WHAT TO PRODUCE:
Collect all the lines that mention the word "lassen".

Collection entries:
______

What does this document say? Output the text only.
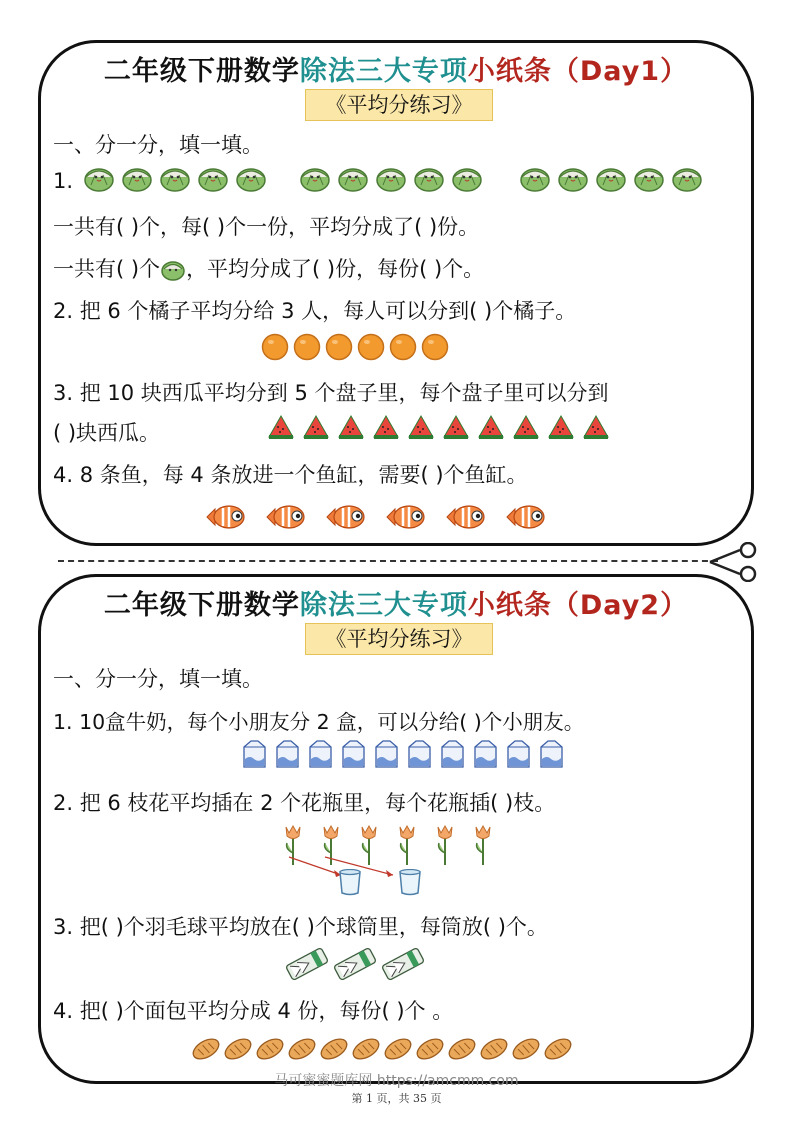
二年级下册数学除法三大专项小纸条（Day1）
《平均分练习》
一、分一分，填一填。
1.
一共有( )个，每( )个一份，平均分成了( )份。
一共有( )个 ，平均分成了( )份，每份( )个。
2. 把 6 个橘子平均分给 3 人，每人可以分到( )个橘子。
3. 把 10 块西瓜平均分到 5 个盘子里，每个盘子里可以分到
( )块西瓜。
4. 8 条鱼，每 4 条放进一个鱼缸，需要( )个鱼缸。
二年级下册数学除法三大专项小纸条（Day2）
《平均分练习》
一、分一分，填一填。
1. 10盒牛奶，每个小朋友分 2 盒，可以分给( )个小朋友。
2. 把 6 枝花平均插在 2 个花瓶里，每个花瓶插( )枝。
3. 把( )个羽毛球平均放在( )个球筒里，每筒放( )个。
4. 把( )个面包平均分成 4 份，每份( )个 。
马可蜜蜜题库网 https://amcmm.com
第 1 页，共 35 页
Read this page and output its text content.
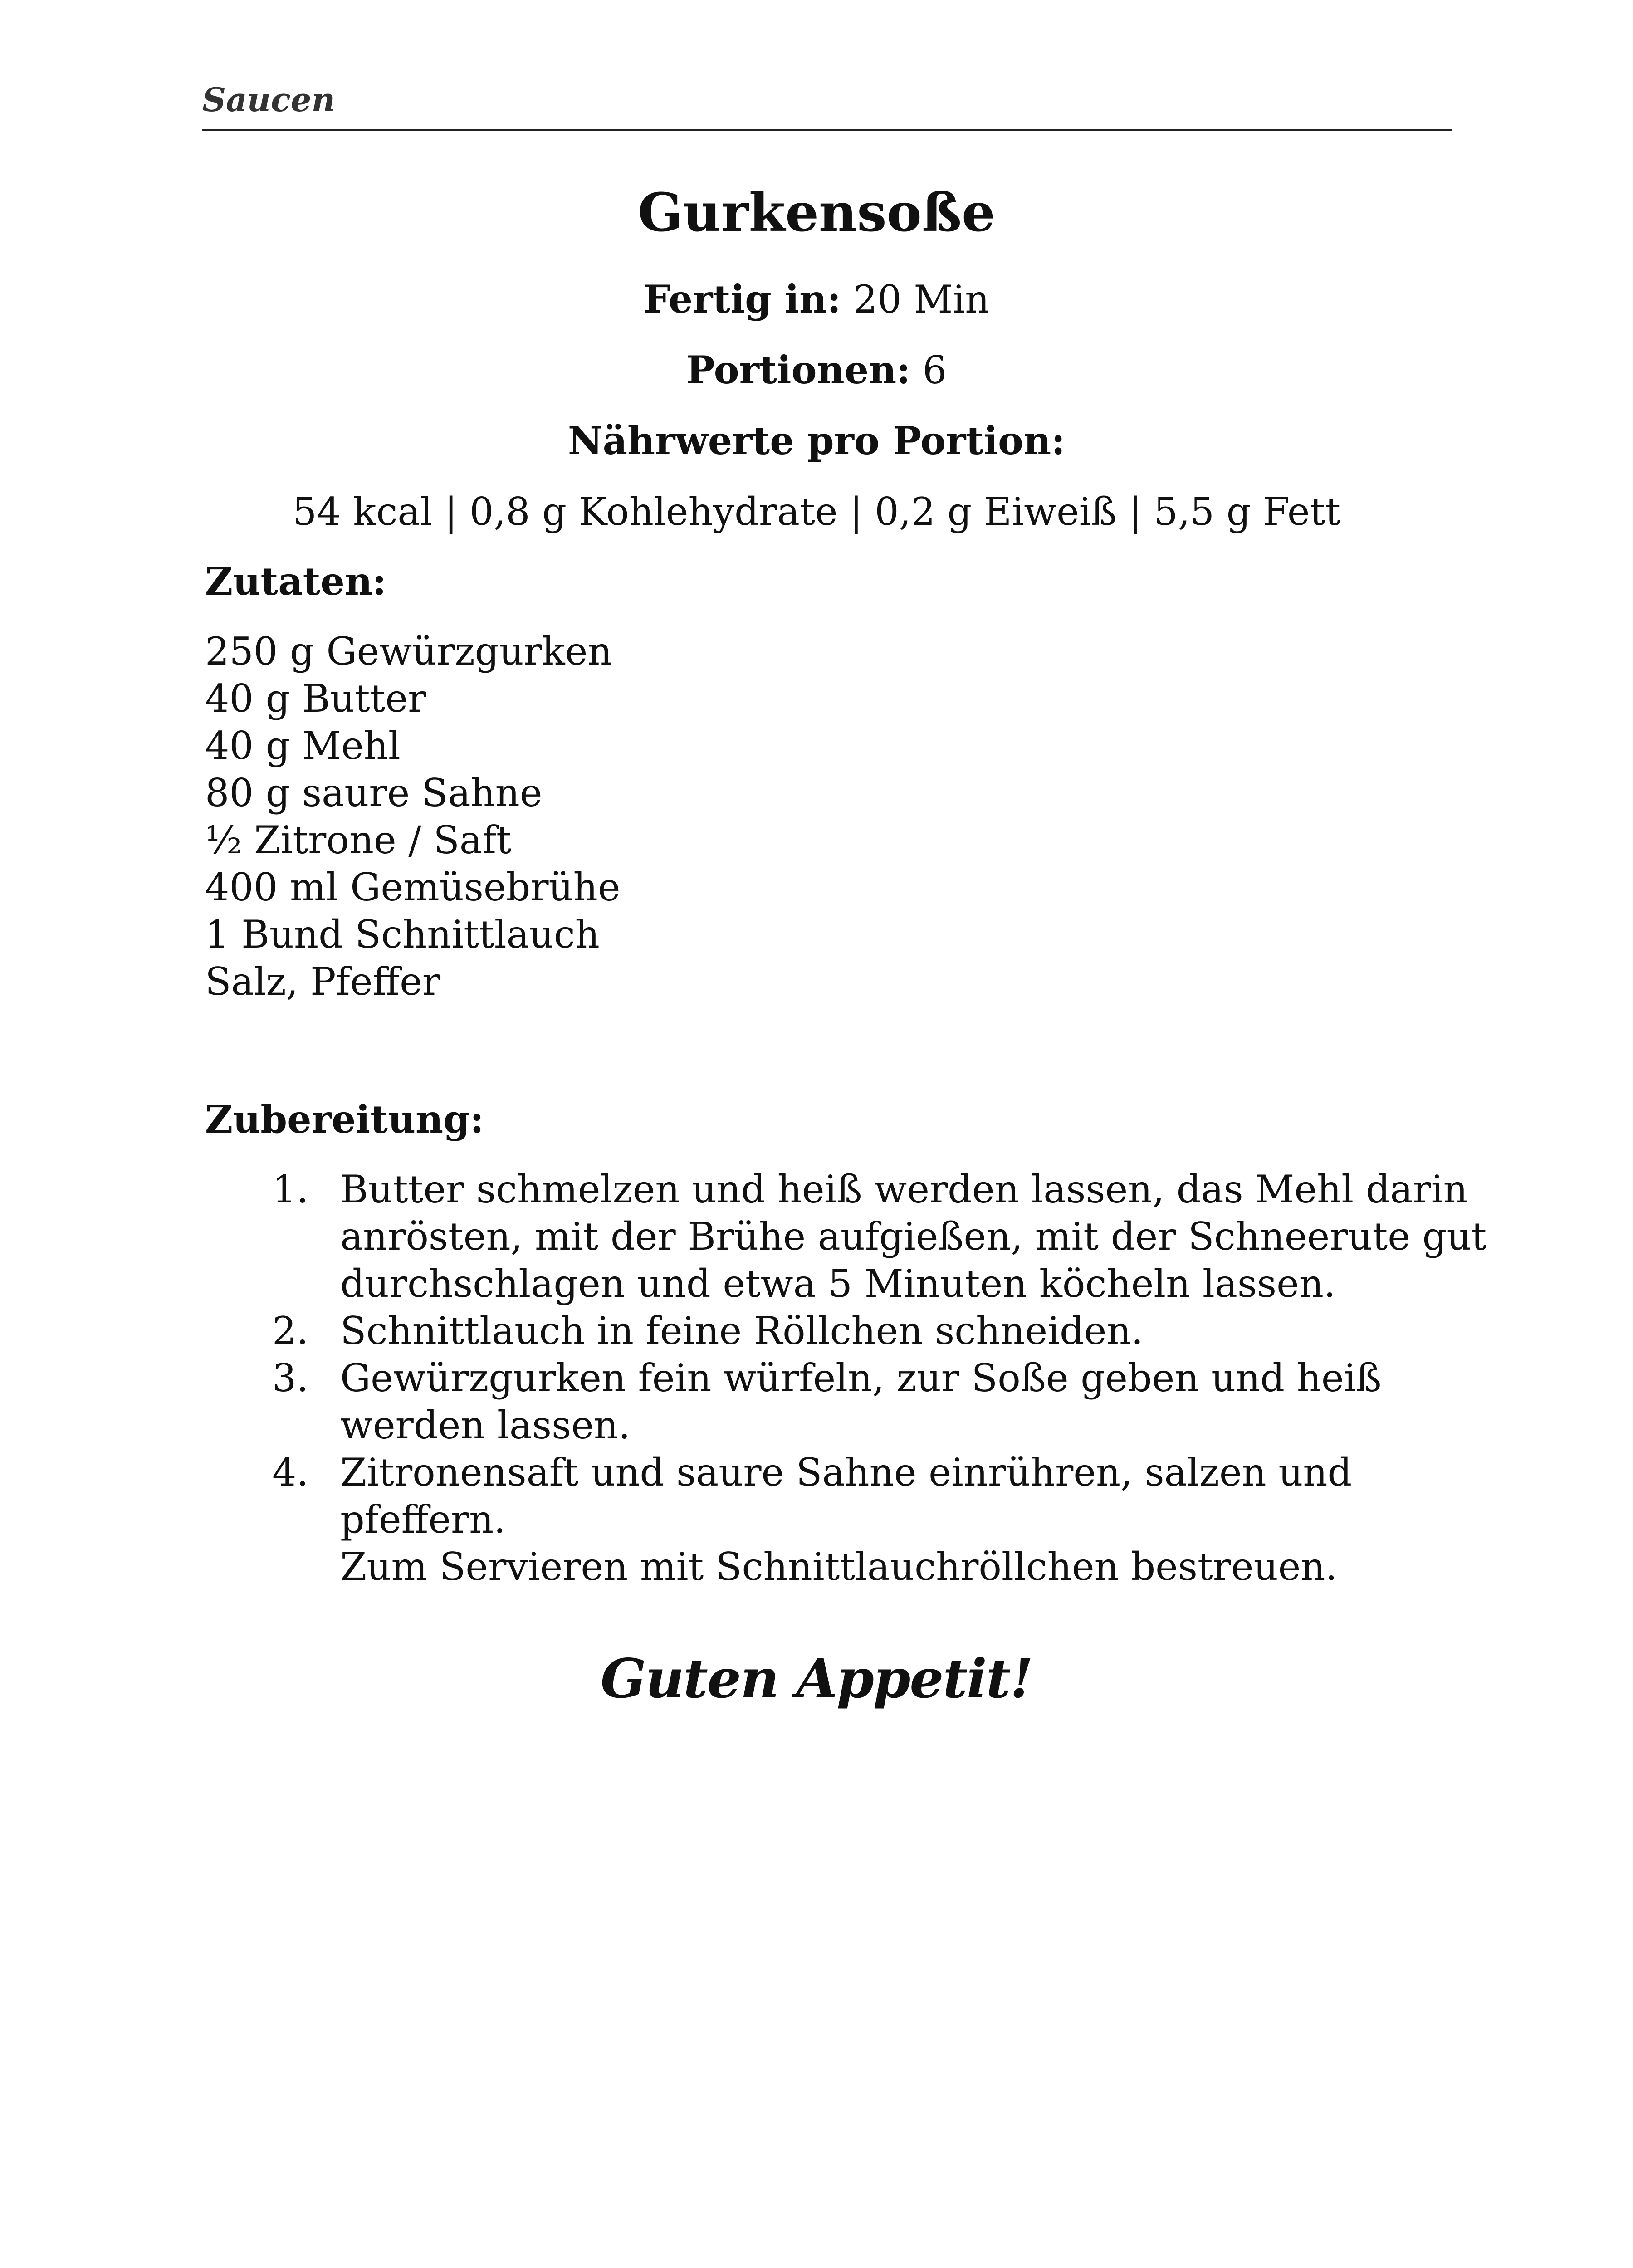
Saucen
Gurkensoße
Fertig in: 20 Min
Portionen: 6
Nährwerte pro Portion:
54 kcal | 0,8 g Kohlehydrate | 0,2 g Eiweiß | 5,5 g Fett
Zutaten:
250 g Gewürzgurken
40 g Butter
40 g Mehl
80 g saure Sahne
½ Zitrone / Saft
400 ml Gemüsebrühe
1 Bund Schnittlauch
Salz, Pfeffer
Zubereitung:
1. Butter schmelzen und heiß werden lassen, das Mehl darin
anrösten, mit der Brühe aufgießen, mit der Schneerute gut
durchschlagen und etwa 5 Minuten köcheln lassen.
2. Schnittlauch in feine Röllchen schneiden.
3. Gewürzgurken fein würfeln, zur Soße geben und heiß
werden lassen.
4. Zitronensaft und saure Sahne einrühren, salzen und
pfeffern.
Zum Servieren mit Schnittlauchröllchen bestreuen.
Guten Appetit!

______

SOLVED EXERCISE:
1. Butter schmelzen und heiß werden lassen, das Mehl darin
durchschlagen und etwa 5 Minuten köcheln lassen.
werden lassen.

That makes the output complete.